**Brief:**
Every line below must be reproduced exactly. Copy them all.

*** Records ***

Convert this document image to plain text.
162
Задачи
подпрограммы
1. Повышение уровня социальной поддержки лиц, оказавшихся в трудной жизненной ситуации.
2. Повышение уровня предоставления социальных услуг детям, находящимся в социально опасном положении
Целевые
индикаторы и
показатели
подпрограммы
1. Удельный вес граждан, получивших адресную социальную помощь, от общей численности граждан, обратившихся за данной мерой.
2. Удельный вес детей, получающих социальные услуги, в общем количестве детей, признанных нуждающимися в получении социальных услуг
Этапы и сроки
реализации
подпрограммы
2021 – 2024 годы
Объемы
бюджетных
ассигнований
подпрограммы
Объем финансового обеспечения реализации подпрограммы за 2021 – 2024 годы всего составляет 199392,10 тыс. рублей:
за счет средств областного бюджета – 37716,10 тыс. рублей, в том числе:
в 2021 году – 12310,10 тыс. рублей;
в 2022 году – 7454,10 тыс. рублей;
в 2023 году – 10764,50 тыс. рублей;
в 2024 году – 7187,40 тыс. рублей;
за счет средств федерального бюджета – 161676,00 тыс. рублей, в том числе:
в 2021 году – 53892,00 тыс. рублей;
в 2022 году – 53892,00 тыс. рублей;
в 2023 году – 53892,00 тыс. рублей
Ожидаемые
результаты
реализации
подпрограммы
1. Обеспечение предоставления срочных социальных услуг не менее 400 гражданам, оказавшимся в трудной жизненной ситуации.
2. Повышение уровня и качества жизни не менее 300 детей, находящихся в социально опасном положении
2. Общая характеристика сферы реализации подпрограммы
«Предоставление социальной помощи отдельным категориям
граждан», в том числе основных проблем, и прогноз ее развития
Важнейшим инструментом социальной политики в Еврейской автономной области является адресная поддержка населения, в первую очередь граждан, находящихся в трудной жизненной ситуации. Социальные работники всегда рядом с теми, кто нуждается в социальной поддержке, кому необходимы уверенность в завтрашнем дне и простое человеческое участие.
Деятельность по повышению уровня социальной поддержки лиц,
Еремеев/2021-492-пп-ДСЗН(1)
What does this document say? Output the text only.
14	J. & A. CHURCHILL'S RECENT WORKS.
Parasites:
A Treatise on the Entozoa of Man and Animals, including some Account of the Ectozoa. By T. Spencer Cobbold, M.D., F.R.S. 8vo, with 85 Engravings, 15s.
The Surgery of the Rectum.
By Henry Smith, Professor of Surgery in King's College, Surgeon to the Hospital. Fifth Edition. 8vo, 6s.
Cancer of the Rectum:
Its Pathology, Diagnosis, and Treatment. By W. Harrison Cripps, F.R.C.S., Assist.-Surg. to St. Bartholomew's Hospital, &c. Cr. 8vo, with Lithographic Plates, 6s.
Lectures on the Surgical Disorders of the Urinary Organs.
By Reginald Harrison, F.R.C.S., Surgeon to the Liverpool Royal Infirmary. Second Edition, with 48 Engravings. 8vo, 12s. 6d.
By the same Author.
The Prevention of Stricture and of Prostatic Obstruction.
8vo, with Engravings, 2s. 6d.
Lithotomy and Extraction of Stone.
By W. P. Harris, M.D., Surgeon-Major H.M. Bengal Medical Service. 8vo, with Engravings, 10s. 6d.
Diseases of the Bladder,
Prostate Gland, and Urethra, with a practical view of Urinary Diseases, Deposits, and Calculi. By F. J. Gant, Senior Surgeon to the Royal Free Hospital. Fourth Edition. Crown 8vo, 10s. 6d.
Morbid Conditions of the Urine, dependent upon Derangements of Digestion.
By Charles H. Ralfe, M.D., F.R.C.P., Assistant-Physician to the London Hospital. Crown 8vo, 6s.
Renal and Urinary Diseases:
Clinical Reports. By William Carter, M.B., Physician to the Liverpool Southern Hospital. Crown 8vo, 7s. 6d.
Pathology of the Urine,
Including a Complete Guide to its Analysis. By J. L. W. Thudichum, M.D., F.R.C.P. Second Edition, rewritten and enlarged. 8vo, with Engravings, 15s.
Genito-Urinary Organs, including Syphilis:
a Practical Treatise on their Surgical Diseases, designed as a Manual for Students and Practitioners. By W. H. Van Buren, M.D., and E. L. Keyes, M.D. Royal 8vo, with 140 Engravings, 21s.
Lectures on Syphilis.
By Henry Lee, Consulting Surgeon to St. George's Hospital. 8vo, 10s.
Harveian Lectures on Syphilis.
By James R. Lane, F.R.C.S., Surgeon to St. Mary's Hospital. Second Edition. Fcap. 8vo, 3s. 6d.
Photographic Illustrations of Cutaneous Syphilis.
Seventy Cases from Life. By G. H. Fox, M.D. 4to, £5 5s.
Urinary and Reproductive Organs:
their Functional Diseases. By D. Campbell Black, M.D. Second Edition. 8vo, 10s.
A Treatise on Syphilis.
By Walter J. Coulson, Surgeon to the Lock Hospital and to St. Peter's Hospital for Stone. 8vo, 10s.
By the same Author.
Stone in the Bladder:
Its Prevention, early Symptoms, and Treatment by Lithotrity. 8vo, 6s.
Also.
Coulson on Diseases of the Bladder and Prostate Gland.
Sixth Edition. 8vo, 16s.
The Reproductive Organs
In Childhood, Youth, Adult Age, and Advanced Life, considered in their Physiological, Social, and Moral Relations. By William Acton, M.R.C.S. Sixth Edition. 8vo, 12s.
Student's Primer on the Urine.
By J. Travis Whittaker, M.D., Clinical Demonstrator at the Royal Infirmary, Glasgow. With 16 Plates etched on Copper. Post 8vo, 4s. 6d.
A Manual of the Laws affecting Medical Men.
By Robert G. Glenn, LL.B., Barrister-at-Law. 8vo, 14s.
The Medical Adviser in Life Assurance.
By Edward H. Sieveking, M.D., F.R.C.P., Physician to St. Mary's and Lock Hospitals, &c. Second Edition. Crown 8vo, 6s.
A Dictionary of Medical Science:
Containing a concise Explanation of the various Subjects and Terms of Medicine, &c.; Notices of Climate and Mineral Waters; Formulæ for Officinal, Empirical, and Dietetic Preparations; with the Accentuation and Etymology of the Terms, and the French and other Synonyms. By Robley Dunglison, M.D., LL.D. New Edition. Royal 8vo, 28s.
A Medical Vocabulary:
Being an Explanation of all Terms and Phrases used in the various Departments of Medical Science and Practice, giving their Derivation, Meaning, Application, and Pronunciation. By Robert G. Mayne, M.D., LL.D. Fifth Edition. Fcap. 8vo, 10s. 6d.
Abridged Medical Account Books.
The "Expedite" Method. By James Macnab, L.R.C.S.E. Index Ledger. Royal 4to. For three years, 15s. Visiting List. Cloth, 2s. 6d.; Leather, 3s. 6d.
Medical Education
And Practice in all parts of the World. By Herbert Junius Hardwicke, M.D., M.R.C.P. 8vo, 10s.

***

**Correct answer:**
Convert this document image to plain text.
162
Задачи
подпрограммы
1. Повышение уровня социальной поддержки лиц, оказавшихся в трудной жизненной ситуации.
2. Повышение уровня предоставления социальных услуг детям, находящимся в социально опасном положении
Целевые
индикаторы и
показатели
подпрограммы
1. Удельный вес граждан, получивших адресную социальную помощь, от общей численности граждан, обратившихся за данной мерой.
2. Удельный вес детей, получающих социальные услуги, в общем количестве детей, признанных нуждающимися в получении социальных услуг
Этапы и сроки
реализации
подпрограммы
2021 – 2024 годы
Объемы
бюджетных
ассигнований
подпрограммы
Объем финансового обеспечения реализации подпрограммы за 2021 – 2024 годы всего составляет 199392,10 тыс. рублей:
за счет средств областного бюджета – 37716,10 тыс. рублей, в том числе:
в 2021 году – 12310,10 тыс. рублей;
в 2022 году – 7454,10 тыс. рублей;
в 2023 году – 10764,50 тыс. рублей;
в 2024 году – 7187,40 тыс. рублей;
за счет средств федерального бюджета – 161676,00 тыс. рублей, в том числе:
в 2021 году – 53892,00 тыс. рублей;
в 2022 году – 53892,00 тыс. рублей;
в 2023 году – 53892,00 тыс. рублей
Ожидаемые
результаты
реализации
подпрограммы
1. Обеспечение предоставления срочных социальных услуг не менее 400 гражданам, оказавшимся в трудной жизненной ситуации.
2. Повышение уровня и качества жизни не менее 300 детей, находящихся в социально опасном положении
2. Общая характеристика сферы реализации подпрограммы
«Предоставление социальной помощи отдельным категориям
граждан», в том числе основных проблем, и прогноз ее развития
Важнейшим инструментом социальной политики в Еврейской автономной области является адресная поддержка населения, в первую очередь граждан, находящихся в трудной жизненной ситуации. Социальные работники всегда рядом с теми, кто нуждается в социальной поддержке, кому необходимы уверенность в завтрашнем дне и простое человеческое участие.
Деятельность по повышению уровня социальной поддержки лиц,
Еремеев/2021-492-пп-ДСЗН(1)
What does this document say? Output the text only.
14	J. & A. CHURCHILL'S RECENT WORKS.
Parasites:
A Treatise on the Entozoa of Man and Animals, including some Account of the Ectozoa. By T. Spencer Cobbold, M.D., F.R.S. 8vo, with 85 Engravings, 15s.
The Surgery of the Rectum.
By Henry Smith, Professor of Surgery in King's College, Surgeon to the Hospital. Fifth Edition. 8vo, 6s.
Cancer of the Rectum:
Its Pathology, Diagnosis, and Treatment. By W. Harrison Cripps, F.R.C.S., Assist.-Surg. to St. Bartholomew's Hospital, &c. Cr. 8vo, with Lithographic Plates, 6s.
Lectures on the Surgical Disorders of the Urinary Organs.
By Reginald Harrison, F.R.C.S., Surgeon to the Liverpool Royal Infirmary. Second Edition, with 48 Engravings. 8vo, 12s. 6d.
By the same Author.
The Prevention of Stricture and of Prostatic Obstruction.
8vo, with Engravings, 2s. 6d.
Lithotomy and Extraction of Stone.
By W. P. Harris, M.D., Surgeon-Major H.M. Bengal Medical Service. 8vo, with Engravings, 10s. 6d.
Diseases of the Bladder,
Prostate Gland, and Urethra, with a practical view of Urinary Diseases, Deposits, and Calculi. By F. J. Gant, Senior Surgeon to the Royal Free Hospital. Fourth Edition. Crown 8vo, 10s. 6d.
Morbid Conditions of the Urine, dependent upon Derangements of Digestion.
By Charles H. Ralfe, M.D., F.R.C.P., Assistant-Physician to the London Hospital. Crown 8vo, 6s.
Renal and Urinary Diseases:
Clinical Reports. By William Carter, M.B., Physician to the Liverpool Southern Hospital. Crown 8vo, 7s. 6d.
Pathology of the Urine,
Including a Complete Guide to its Analysis. By J. L. W. Thudichum, M.D., F.R.C.P. Second Edition, rewritten and enlarged. 8vo, with Engravings, 15s.
Genito-Urinary Organs, including Syphilis:
a Practical Treatise on their Surgical Diseases, designed as a Manual for Students and Practitioners. By W. H. Van Buren, M.D., and E. L. Keyes, M.D. Royal 8vo, with 140 Engravings, 21s.
Lectures on Syphilis.
By Henry Lee, Consulting Surgeon to St. George's Hospital. 8vo, 10s.
Harveian Lectures on Syphilis.
By James R. Lane, F.R.C.S., Surgeon to St. Mary's Hospital. Second Edition. Fcap. 8vo, 3s. 6d.
Photographic Illustrations of Cutaneous Syphilis.
Seventy Cases from Life. By G. H. Fox, M.D. 4to, £5 5s.
Urinary and Reproductive Organs:
their Functional Diseases. By D. Campbell Black, M.D. Second Edition. 8vo, 10s.
A Treatise on Syphilis.
By Walter J. Coulson, Surgeon to the Lock Hospital and to St. Peter's Hospital for Stone. 8vo, 10s.
By the same Author.
Stone in the Bladder:
Its Prevention, early Symptoms, and Treatment by Lithotrity. 8vo, 6s.
Also.
Coulson on Diseases of the Bladder and Prostate Gland.
Sixth Edition. 8vo, 16s.
The Reproductive Organs
In Childhood, Youth, Adult Age, and Advanced Life, considered in their Physiological, Social, and Moral Relations. By William Acton, M.R.C.S. Sixth Edition. 8vo, 12s.
Student's Primer on the Urine.
By J. Travis Whittaker, M.D., Clinical Demonstrator at the Royal Infirmary, Glasgow. With 16 Plates etched on Copper. Post 8vo, 4s. 6d.
A Manual of the Laws affecting Medical Men.
By Robert G. Glenn, LL.B., Barrister-at-Law. 8vo, 14s.
The Medical Adviser in Life Assurance.
By Edward H. Sieveking, M.D., F.R.C.P., Physician to St. Mary's and Lock Hospitals, &c. Second Edition. Crown 8vo, 6s.
A Dictionary of Medical Science:
Containing a concise Explanation of the various Subjects and Terms of Medicine, &c.; Notices of Climate and Mineral Waters; Formulæ for Officinal, Empirical, and Dietetic Preparations; with the Accentuation and Etymology of the Terms, and the French and other Synonyms. By Robley Dunglison, M.D., LL.D. New Edition. Royal 8vo, 28s.
A Medical Vocabulary:
Being an Explanation of all Terms and Phrases used in the various Departments of Medical Science and Practice, giving their Derivation, Meaning, Application, and Pronunciation. By Robert G. Mayne, M.D., LL.D. Fifth Edition. Fcap. 8vo, 10s. 6d.
Abridged Medical Account Books.
The "Expedite" Method. By James Macnab, L.R.C.S.E. Index Ledger. Royal 4to. For three years, 15s. Visiting List. Cloth, 2s. 6d.; Leather, 3s. 6d.
Medical Education
And Practice in all parts of the World. By Herbert Junius Hardwicke, M.D., M.R.C.P. 8vo, 10s.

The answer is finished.